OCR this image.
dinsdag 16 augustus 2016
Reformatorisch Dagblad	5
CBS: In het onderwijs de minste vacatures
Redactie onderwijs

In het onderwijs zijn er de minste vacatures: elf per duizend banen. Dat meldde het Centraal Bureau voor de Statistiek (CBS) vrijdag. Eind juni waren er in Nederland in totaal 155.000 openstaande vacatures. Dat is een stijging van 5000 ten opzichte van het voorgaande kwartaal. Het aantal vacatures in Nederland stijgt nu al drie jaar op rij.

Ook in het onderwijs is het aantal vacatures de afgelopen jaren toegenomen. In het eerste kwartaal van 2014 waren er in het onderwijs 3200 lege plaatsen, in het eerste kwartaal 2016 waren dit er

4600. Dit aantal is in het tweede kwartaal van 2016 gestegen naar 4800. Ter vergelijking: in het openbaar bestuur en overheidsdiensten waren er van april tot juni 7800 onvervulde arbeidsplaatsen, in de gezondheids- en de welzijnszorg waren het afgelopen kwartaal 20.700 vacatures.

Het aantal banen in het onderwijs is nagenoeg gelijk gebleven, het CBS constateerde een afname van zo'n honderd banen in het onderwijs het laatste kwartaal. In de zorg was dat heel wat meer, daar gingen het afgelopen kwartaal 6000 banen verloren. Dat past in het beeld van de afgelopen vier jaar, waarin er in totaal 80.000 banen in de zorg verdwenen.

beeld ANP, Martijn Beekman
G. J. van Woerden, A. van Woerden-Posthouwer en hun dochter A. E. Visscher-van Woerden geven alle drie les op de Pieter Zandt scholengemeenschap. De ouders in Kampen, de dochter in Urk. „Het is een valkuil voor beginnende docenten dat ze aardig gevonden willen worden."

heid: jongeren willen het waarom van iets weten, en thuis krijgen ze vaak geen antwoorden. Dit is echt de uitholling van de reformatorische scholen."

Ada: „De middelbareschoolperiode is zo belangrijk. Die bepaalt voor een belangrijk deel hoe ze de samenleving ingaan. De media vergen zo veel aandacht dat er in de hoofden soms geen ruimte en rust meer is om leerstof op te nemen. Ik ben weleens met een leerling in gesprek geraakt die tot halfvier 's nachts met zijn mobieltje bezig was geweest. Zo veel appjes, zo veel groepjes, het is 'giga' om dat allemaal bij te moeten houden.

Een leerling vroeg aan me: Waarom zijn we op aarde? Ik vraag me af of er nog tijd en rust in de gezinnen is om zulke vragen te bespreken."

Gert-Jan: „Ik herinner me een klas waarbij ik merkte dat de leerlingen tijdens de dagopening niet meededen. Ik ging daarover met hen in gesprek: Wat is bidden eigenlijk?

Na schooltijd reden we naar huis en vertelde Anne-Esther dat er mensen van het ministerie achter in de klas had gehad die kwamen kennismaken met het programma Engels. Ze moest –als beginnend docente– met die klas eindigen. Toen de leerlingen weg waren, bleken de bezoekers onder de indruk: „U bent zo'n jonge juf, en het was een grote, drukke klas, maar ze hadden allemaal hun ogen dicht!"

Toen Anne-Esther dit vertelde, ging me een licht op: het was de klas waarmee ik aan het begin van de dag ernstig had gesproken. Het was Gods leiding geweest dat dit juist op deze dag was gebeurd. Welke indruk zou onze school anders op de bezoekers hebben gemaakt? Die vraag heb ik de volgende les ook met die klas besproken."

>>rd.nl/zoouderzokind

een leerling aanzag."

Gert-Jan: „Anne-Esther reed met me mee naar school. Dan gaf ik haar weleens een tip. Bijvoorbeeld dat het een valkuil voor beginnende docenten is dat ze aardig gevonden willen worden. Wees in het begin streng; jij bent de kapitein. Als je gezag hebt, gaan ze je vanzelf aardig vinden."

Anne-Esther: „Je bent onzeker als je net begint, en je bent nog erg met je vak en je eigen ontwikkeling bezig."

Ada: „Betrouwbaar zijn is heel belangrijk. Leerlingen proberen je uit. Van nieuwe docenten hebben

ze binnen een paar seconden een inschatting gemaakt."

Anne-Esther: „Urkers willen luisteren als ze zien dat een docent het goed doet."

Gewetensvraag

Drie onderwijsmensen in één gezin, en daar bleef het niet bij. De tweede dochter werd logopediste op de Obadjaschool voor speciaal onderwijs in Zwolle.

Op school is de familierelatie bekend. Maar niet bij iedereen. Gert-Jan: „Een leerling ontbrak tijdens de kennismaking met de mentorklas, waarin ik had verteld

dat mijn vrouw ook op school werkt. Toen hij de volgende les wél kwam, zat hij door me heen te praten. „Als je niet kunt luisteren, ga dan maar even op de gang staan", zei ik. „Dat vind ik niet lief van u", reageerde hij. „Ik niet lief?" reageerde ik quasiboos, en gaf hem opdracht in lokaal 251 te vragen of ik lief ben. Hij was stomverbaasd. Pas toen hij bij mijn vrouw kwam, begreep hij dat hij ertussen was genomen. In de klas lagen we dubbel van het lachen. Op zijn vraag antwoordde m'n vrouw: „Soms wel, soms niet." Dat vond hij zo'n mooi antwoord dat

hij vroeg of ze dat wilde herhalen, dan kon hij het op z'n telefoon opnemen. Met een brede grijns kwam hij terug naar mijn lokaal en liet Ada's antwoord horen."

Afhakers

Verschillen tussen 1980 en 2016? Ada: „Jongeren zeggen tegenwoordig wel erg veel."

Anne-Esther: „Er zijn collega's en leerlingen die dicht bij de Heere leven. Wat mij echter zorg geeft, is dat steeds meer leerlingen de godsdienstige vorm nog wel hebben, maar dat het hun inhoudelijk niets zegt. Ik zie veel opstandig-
--
Action item: Repeat the material in full. Change nothing.

Your solution:
OCR this image.
dinsdag 16 augustus 2016
Reformatorisch Dagblad	5
CBS: In het onderwijs de minste vacatures
Redactie onderwijs

In het onderwijs zijn er de minste vacatures: elf per duizend banen. Dat meldde het Centraal Bureau voor de Statistiek (CBS) vrijdag. Eind juni waren er in Nederland in totaal 155.000 openstaande vacatures. Dat is een stijging van 5000 ten opzichte van het voorgaande kwartaal. Het aantal vacatures in Nederland stijgt nu al drie jaar op rij.

Ook in het onderwijs is het aantal vacatures de afgelopen jaren toegenomen. In het eerste kwartaal van 2014 waren er in het onderwijs 3200 lege plaatsen, in het eerste kwartaal 2016 waren dit er

4600. Dit aantal is in het tweede kwartaal van 2016 gestegen naar 4800. Ter vergelijking: in het openbaar bestuur en overheidsdiensten waren er van april tot juni 7800 onvervulde arbeidsplaatsen, in de gezondheids- en de welzijnszorg waren het afgelopen kwartaal 20.700 vacatures.

Het aantal banen in het onderwijs is nagenoeg gelijk gebleven, het CBS constateerde een afname van zo'n honderd banen in het onderwijs het laatste kwartaal. In de zorg was dat heel wat meer, daar gingen het afgelopen kwartaal 6000 banen verloren. Dat past in het beeld van de afgelopen vier jaar, waarin er in totaal 80.000 banen in de zorg verdwenen.

beeld ANP, Martijn Beekman
G. J. van Woerden, A. van Woerden-Posthouwer en hun dochter A. E. Visscher-van Woerden geven alle drie les op de Pieter Zandt scholengemeenschap. De ouders in Kampen, de dochter in Urk. „Het is een valkuil voor beginnende docenten dat ze aardig gevonden willen worden."

heid: jongeren willen het waarom van iets weten, en thuis krijgen ze vaak geen antwoorden. Dit is echt de uitholling van de reformatorische scholen."

Ada: „De middelbareschoolperiode is zo belangrijk. Die bepaalt voor een belangrijk deel hoe ze de samenleving ingaan. De media vergen zo veel aandacht dat er in de hoofden soms geen ruimte en rust meer is om leerstof op te nemen. Ik ben weleens met een leerling in gesprek geraakt die tot halfvier 's nachts met zijn mobieltje bezig was geweest. Zo veel appjes, zo veel groepjes, het is 'giga' om dat allemaal bij te moeten houden.

Een leerling vroeg aan me: Waarom zijn we op aarde? Ik vraag me af of er nog tijd en rust in de gezinnen is om zulke vragen te bespreken."

Gert-Jan: „Ik herinner me een klas waarbij ik merkte dat de leerlingen tijdens de dagopening niet meededen. Ik ging daarover met hen in gesprek: Wat is bidden eigenlijk?

Na schooltijd reden we naar huis en vertelde Anne-Esther dat er mensen van het ministerie achter in de klas had gehad die kwamen kennismaken met het programma Engels. Ze moest –als beginnend docente– met die klas eindigen. Toen de leerlingen weg waren, bleken de bezoekers onder de indruk: „U bent zo'n jonge juf, en het was een grote, drukke klas, maar ze hadden allemaal hun ogen dicht!"

Toen Anne-Esther dit vertelde, ging me een licht op: het was de klas waarmee ik aan het begin van de dag ernstig had gesproken. Het was Gods leiding geweest dat dit juist op deze dag was gebeurd. Welke indruk zou onze school anders op de bezoekers hebben gemaakt? Die vraag heb ik de volgende les ook met die klas besproken."

>>rd.nl/zoouderzokind

een leerling aanzag."

Gert-Jan: „Anne-Esther reed met me mee naar school. Dan gaf ik haar weleens een tip. Bijvoorbeeld dat het een valkuil voor beginnende docenten is dat ze aardig gevonden willen worden. Wees in het begin streng; jij bent de kapitein. Als je gezag hebt, gaan ze je vanzelf aardig vinden."

Anne-Esther: „Je bent onzeker als je net begint, en je bent nog erg met je vak en je eigen ontwikkeling bezig."

Ada: „Betrouwbaar zijn is heel belangrijk. Leerlingen proberen je uit. Van nieuwe docenten hebben

ze binnen een paar seconden een inschatting gemaakt."

Anne-Esther: „Urkers willen luisteren als ze zien dat een docent het goed doet."

Gewetensvraag

Drie onderwijsmensen in één gezin, en daar bleef het niet bij. De tweede dochter werd logopediste op de Obadjaschool voor speciaal onderwijs in Zwolle.

Op school is de familierelatie bekend. Maar niet bij iedereen. Gert-Jan: „Een leerling ontbrak tijdens de kennismaking met de mentorklas, waarin ik had verteld

dat mijn vrouw ook op school werkt. Toen hij de volgende les wél kwam, zat hij door me heen te praten. „Als je niet kunt luisteren, ga dan maar even op de gang staan", zei ik. „Dat vind ik niet lief van u", reageerde hij. „Ik niet lief?" reageerde ik quasiboos, en gaf hem opdracht in lokaal 251 te vragen of ik lief ben. Hij was stomverbaasd. Pas toen hij bij mijn vrouw kwam, begreep hij dat hij ertussen was genomen. In de klas lagen we dubbel van het lachen. Op zijn vraag antwoordde m'n vrouw: „Soms wel, soms niet." Dat vond hij zo'n mooi antwoord dat

hij vroeg of ze dat wilde herhalen, dan kon hij het op z'n telefoon opnemen. Met een brede grijns kwam hij terug naar mijn lokaal en liet Ada's antwoord horen."

Afhakers

Verschillen tussen 1980 en 2016? Ada: „Jongeren zeggen tegenwoordig wel erg veel."

Anne-Esther: „Er zijn collega's en leerlingen die dicht bij de Heere leven. Wat mij echter zorg geeft, is dat steeds meer leerlingen de godsdienstige vorm nog wel hebben, maar dat het hun inhoudelijk niets zegt. Ik zie veel opstandig-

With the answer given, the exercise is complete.